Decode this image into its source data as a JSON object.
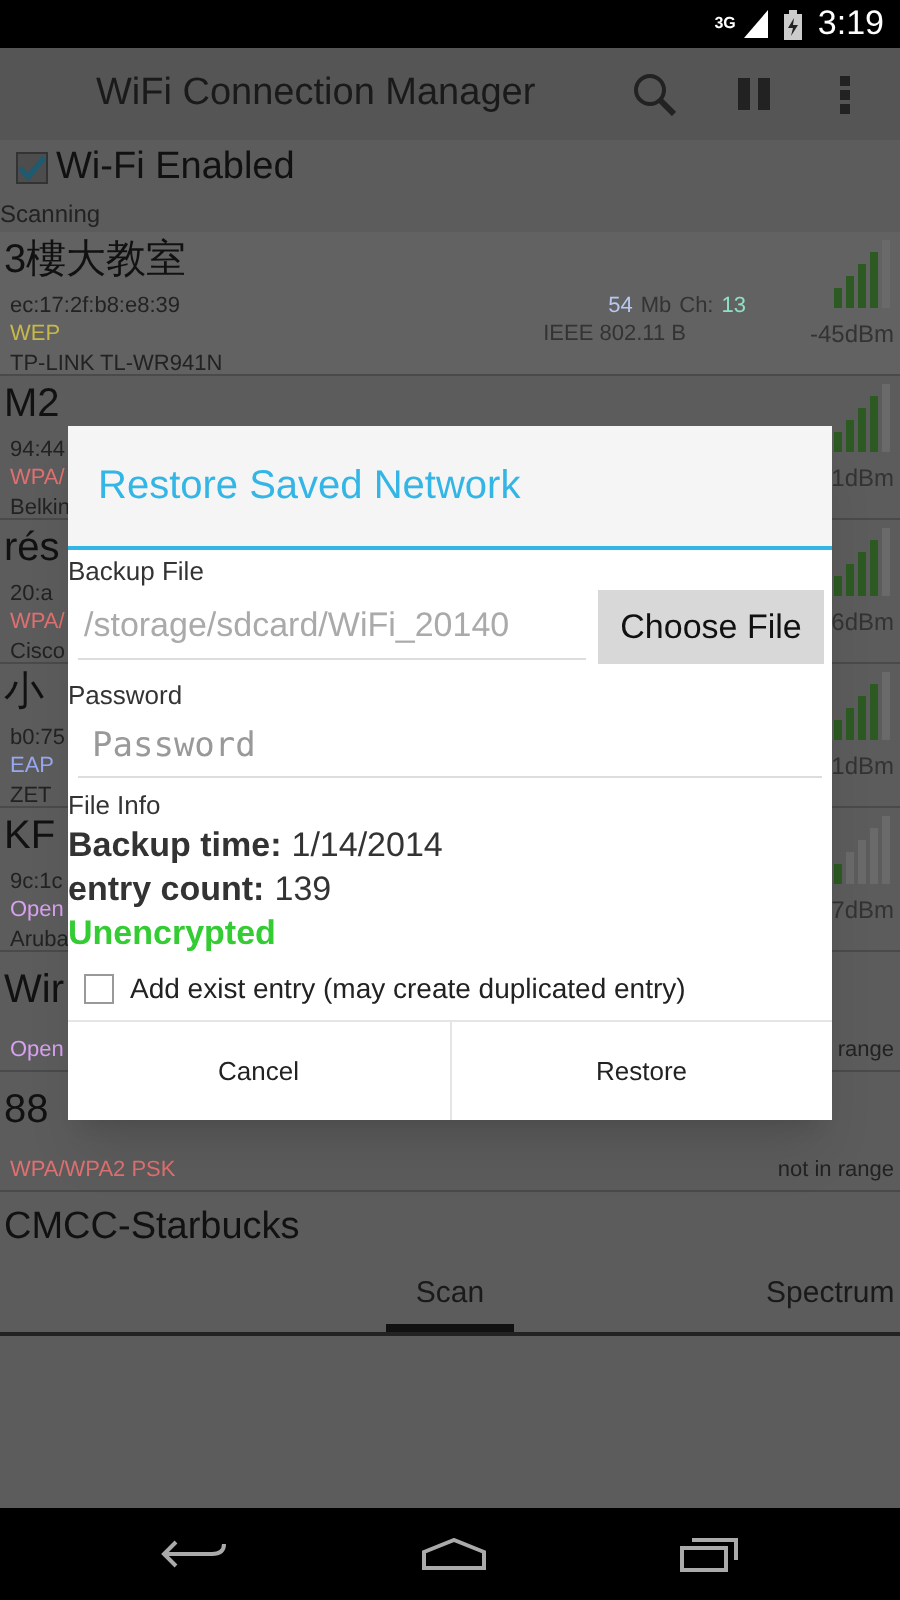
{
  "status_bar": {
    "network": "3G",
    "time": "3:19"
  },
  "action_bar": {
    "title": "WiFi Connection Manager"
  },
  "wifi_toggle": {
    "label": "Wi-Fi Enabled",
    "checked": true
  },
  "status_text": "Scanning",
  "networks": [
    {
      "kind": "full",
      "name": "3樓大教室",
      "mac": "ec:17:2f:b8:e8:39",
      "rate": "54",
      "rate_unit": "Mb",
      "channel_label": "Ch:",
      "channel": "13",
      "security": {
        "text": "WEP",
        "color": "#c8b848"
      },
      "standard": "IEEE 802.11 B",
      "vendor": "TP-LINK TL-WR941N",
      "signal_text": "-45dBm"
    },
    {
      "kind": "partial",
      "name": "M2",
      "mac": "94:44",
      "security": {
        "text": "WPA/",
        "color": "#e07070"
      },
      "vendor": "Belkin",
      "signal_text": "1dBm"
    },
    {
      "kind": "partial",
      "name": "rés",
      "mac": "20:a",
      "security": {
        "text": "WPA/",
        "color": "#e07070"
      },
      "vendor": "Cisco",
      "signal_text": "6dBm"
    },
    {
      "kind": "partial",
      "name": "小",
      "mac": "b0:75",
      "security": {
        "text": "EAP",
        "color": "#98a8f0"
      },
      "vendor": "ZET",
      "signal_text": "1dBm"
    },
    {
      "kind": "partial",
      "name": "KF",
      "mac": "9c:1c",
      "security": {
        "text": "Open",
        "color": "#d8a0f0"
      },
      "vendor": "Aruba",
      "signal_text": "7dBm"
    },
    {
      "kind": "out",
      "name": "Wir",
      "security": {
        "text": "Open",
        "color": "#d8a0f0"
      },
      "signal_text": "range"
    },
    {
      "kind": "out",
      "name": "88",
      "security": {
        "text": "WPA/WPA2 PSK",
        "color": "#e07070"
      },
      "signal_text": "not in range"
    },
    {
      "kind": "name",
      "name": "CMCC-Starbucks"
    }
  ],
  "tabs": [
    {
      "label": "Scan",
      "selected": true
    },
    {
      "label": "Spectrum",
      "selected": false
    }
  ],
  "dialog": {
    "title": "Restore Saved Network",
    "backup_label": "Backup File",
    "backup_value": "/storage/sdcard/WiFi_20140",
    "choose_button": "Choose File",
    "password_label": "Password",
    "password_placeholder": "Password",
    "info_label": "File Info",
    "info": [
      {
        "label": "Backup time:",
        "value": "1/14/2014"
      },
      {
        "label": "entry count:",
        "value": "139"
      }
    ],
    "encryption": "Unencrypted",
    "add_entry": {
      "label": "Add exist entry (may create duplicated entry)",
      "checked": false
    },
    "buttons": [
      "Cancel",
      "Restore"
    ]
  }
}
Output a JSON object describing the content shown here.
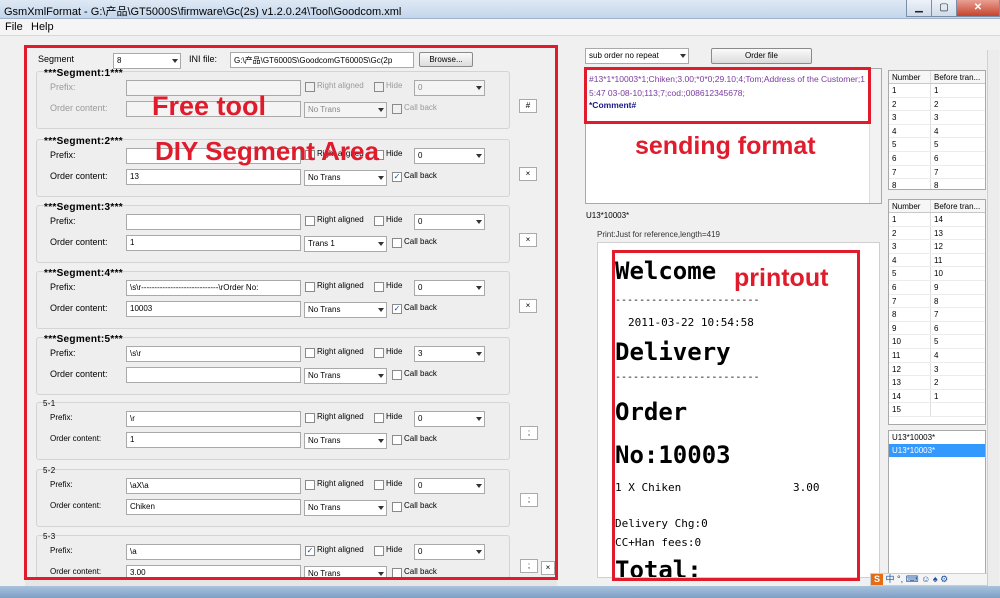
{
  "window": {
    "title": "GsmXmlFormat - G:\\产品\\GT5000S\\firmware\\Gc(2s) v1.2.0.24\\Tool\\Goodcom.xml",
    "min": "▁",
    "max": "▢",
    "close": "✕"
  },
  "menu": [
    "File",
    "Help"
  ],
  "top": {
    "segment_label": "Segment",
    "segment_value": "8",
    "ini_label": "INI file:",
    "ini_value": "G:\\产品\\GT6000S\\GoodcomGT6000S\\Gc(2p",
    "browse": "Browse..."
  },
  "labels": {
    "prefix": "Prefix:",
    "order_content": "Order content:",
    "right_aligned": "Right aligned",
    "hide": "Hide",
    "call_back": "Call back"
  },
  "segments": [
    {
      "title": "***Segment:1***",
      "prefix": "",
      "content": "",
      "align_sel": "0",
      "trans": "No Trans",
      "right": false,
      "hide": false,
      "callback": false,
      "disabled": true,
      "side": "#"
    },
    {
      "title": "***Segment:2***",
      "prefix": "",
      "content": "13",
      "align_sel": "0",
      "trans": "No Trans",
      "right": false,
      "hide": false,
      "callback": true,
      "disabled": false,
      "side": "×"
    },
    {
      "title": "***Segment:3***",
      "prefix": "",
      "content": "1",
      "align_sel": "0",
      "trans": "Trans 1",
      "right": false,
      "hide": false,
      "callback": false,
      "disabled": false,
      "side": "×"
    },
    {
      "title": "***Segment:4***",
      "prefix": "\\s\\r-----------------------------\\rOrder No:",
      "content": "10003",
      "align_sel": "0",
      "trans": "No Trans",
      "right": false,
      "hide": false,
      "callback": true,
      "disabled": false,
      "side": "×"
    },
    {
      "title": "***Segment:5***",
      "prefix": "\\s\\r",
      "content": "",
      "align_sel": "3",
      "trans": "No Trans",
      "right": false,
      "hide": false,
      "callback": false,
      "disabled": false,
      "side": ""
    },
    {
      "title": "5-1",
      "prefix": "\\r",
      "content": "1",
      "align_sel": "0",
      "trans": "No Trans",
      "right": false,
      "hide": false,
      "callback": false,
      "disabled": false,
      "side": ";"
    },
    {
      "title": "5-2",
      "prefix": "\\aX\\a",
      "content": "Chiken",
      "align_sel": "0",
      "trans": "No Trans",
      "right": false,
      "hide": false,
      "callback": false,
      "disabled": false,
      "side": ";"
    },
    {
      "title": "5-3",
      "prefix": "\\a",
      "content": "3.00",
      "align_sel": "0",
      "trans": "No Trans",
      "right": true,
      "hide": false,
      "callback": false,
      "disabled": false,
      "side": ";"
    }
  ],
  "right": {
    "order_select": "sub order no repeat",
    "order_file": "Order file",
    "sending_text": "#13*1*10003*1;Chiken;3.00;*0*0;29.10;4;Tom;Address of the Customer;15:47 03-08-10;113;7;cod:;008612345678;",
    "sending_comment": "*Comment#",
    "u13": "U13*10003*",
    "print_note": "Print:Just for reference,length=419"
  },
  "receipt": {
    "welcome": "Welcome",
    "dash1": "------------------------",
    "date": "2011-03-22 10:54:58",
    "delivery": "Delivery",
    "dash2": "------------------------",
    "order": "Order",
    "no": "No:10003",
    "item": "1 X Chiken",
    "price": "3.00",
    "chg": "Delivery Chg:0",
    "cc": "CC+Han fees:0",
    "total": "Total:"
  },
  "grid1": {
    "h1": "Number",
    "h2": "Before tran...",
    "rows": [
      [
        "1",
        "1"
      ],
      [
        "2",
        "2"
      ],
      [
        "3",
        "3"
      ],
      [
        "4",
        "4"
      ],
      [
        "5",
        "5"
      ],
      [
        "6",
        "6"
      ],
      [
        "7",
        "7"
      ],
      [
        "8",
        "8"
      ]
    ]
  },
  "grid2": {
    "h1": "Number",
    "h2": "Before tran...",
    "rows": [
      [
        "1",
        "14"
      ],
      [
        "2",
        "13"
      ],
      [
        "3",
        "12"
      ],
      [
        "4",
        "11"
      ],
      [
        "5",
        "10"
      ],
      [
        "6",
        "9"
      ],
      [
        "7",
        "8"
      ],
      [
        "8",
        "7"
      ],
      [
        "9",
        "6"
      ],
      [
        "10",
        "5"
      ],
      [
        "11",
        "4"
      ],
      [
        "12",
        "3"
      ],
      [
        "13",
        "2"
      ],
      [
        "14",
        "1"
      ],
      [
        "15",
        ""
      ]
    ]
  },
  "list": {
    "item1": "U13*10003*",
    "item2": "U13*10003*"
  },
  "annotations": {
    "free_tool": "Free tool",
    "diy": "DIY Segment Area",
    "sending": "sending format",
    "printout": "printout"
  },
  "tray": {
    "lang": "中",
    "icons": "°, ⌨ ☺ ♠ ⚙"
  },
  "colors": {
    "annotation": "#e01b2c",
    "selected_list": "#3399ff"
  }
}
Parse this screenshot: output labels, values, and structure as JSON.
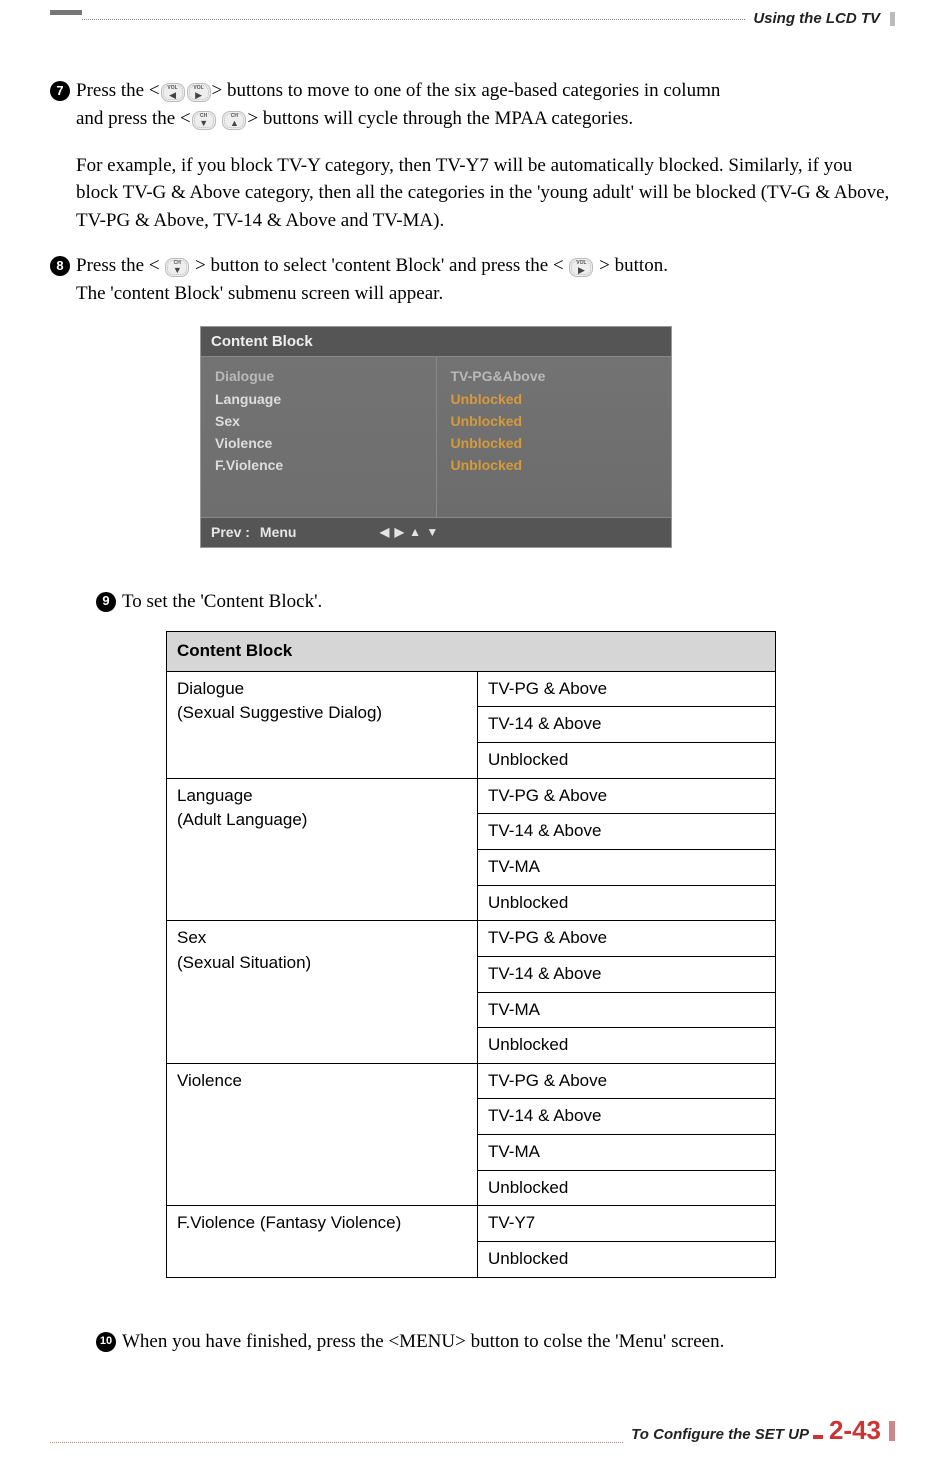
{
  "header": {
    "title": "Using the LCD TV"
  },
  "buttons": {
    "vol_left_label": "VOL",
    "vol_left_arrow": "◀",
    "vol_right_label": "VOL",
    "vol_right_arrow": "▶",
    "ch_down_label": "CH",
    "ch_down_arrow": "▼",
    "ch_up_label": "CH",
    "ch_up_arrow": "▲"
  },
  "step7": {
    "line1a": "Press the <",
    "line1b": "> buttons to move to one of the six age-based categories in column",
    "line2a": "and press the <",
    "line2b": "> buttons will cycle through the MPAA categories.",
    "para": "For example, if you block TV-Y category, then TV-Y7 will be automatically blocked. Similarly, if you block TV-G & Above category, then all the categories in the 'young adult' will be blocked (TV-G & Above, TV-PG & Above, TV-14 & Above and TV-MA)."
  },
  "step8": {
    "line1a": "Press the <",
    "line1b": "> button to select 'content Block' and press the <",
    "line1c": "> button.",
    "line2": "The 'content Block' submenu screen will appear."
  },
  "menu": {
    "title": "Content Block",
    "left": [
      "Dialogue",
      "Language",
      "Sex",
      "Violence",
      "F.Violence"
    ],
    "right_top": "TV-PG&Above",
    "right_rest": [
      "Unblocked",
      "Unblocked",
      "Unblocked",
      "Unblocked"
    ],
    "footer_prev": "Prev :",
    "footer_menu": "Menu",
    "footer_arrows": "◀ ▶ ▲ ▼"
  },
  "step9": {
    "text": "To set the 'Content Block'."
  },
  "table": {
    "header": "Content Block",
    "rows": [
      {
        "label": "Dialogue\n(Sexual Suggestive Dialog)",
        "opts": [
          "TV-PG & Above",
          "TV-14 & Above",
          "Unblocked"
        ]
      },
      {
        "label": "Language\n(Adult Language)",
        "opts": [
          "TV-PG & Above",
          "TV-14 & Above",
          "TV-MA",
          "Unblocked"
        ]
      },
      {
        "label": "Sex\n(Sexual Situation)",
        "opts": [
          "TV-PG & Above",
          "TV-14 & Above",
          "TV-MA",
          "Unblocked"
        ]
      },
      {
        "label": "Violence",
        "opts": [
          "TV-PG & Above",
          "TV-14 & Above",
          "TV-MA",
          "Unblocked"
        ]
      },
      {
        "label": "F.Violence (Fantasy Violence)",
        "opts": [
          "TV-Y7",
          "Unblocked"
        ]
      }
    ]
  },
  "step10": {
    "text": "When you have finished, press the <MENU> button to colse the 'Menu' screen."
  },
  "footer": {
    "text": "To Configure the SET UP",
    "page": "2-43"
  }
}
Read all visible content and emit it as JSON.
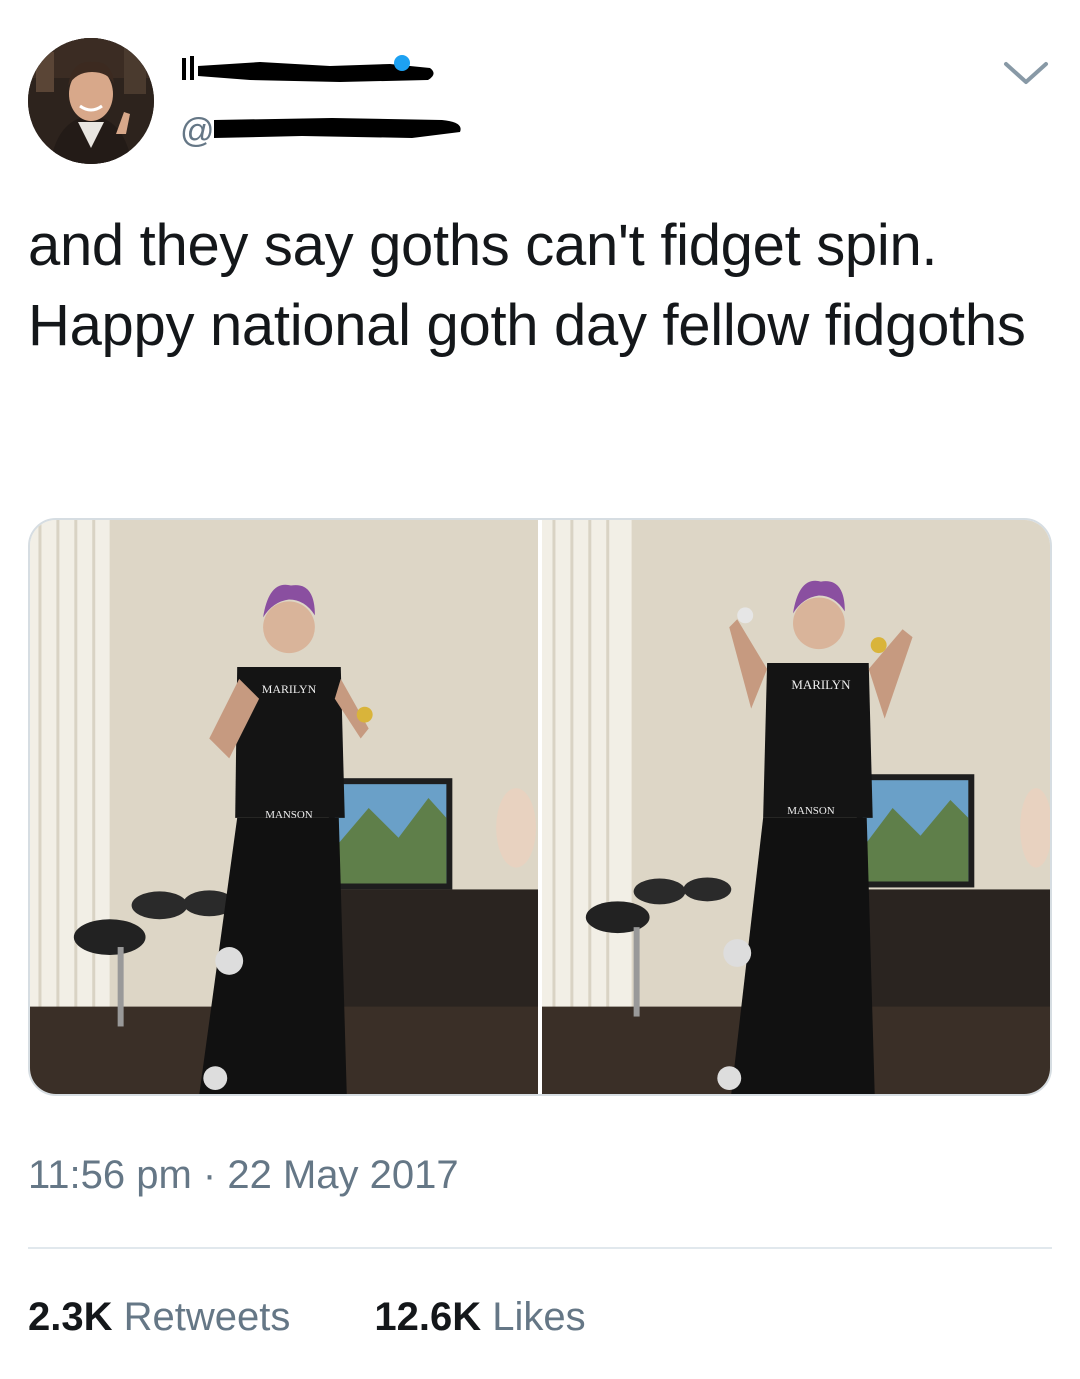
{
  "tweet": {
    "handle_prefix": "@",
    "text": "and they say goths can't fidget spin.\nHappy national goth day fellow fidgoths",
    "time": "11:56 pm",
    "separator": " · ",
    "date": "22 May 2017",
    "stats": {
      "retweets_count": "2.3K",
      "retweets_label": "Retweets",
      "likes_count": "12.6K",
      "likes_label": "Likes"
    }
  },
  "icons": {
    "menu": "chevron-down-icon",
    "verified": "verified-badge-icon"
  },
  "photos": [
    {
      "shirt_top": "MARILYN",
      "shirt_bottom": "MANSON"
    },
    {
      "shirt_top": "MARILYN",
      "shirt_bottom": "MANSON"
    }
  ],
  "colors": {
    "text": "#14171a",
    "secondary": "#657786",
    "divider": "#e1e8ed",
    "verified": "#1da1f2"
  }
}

------------------------------------------------------------

### [Directions for this task]
Starting at the line that contains "Read all visible content and emit it as JSON.", restate each line verbatim through the final line of the listing, skipping all pictures.

### [Solution to this problem]
Read all visible content and emit it as JSON.
{
  "tweet": {
    "handle_prefix": "@",
    "text": "and they say goths can't fidget spin.\nHappy national goth day fellow fidgoths",
    "time": "11:56 pm",
    "separator": " · ",
    "date": "22 May 2017",
    "stats": {
      "retweets_count": "2.3K",
      "retweets_label": "Retweets",
      "likes_count": "12.6K",
      "likes_label": "Likes"
    }
  },
  "icons": {
    "menu": "chevron-down-icon",
    "verified": "verified-badge-icon"
  },
  "photos": [
    {
      "shirt_top": "MARILYN",
      "shirt_bottom": "MANSON"
    },
    {
      "shirt_top": "MARILYN",
      "shirt_bottom": "MANSON"
    }
  ],
  "colors": {
    "text": "#14171a",
    "secondary": "#657786",
    "divider": "#e1e8ed",
    "verified": "#1da1f2"
  }
}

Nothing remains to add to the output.